▶ Excerpt provided:
╔══
Mondo Macabro: Gemini (1999) - Reviewed

Shinya Tsukamoto's Gemini (1999) is a twisted romance tale tinged with mystery and injected with moments of pure horror. In a departure from his earlier work, this film is a period piece that takes place in Meiji Era and it is free of his penchant for cyberpunk and industrial/mechanical embellishments. It's based on a 1924 Edogawa Ranpo short story called Sōseiji (The Twins) and the entire film embraces the idea of the duality of human nature--our base instincts are constantly at war with our desire to be civilized.

Dr. Daitokuji Yukio (Masahiro Motoki) is a successful doctor who has taken over his father's practice. He lives in a beautiful family estate and is blissfully in love with his enigmatic wife Rin (Ryō). Unfortunately, Rin suffers from amnesia and cannot recall much of her past. This ideal life is interrupted by the murder of both of Yukio's parents by a menacing stranger (who happens to look exactly like him) and the narrative spirals into madness from there as Yukio tries to find out who this stranger is and why he holds so much animosity for him.
╚══
▶ Excerpted records:
╔══
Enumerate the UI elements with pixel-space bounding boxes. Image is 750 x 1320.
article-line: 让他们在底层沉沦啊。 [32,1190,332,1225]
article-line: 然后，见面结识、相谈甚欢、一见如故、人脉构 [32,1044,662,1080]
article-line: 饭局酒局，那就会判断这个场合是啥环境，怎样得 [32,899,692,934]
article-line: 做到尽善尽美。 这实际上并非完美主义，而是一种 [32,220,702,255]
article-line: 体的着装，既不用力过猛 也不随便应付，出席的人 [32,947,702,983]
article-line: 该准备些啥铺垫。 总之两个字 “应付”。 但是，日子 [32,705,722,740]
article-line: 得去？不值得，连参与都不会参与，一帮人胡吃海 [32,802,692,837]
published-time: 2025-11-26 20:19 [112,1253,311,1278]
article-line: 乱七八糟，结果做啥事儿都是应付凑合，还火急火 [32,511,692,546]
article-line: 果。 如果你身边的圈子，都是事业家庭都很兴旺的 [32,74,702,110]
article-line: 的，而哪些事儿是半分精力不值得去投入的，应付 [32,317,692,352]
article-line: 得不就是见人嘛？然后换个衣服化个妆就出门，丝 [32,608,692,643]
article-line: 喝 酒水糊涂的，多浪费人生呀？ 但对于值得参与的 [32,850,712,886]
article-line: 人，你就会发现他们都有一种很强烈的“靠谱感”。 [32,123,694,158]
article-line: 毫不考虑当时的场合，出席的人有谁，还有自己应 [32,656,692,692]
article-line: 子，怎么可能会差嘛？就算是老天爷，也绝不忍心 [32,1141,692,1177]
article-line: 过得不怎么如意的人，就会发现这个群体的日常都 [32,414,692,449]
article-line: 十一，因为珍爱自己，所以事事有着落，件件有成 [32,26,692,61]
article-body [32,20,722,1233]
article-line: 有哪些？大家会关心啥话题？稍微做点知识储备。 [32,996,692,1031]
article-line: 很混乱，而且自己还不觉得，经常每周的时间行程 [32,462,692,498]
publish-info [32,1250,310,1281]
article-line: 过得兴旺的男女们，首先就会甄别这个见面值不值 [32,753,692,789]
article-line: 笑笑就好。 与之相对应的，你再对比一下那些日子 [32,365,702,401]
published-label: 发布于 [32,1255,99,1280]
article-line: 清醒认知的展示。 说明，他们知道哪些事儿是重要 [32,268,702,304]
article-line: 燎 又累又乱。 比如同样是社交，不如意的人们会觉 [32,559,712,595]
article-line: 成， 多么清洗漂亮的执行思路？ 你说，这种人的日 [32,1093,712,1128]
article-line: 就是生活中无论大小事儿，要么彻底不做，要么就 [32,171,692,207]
╚══
▶ Task requirements:
Write a continuation of the review of Gemini, starting right after its last sentence. The rows have nothing to do with this.

▶ Response to the task:
The entire concept of the astrological sign of Gemini is the interplay between the higher and lower self, represented by the symbology of twins. In this story it is reinforced both by the structure of the film itself and by the double nature of every single character. The narrative takes place in the "present" which is 1910 Japan and also an indeterminate past that involves one of the main characters. The present is visually presented with extremely structured and elegant scene composition, almost stage-like in its aesthetic. The past, which takes place in a slum, is chaotic, colorful, and highly stylized (and will be quite familiar to anyone who has seen a lot of Tsukamoto's work).

Each main character also plays a dual role in the film with Motoki especially putting in a fantastic performance as a demure doctor and a crazed villian. Even the musical score plays a part with it having a decidedly industrial sound that is anachronistic to the vintage tone of the film. Gemini is an absolutely gorgeous looking film with the highlight being the warm orange-red color palette that permeates much of the first act and select scenes in the latter half. Tsukamoto's dynamic camerawork is fully on display here as well, and it is an interesting contrast between the delicate scenes that set up the film. If there is one negative, it is that the pacing feels a tad slow in the second act, but once it picks up again it doesn't let up until the wild ending.

Mondo Macabro's transfer is lovely with excellent color saturation and just a touch of film grain. 


HD transfer from film negative
“Making of Gemini” featurette directed by Takashi Miike (15 minutes)
Venice Film Festival premier featurette (17 minutes)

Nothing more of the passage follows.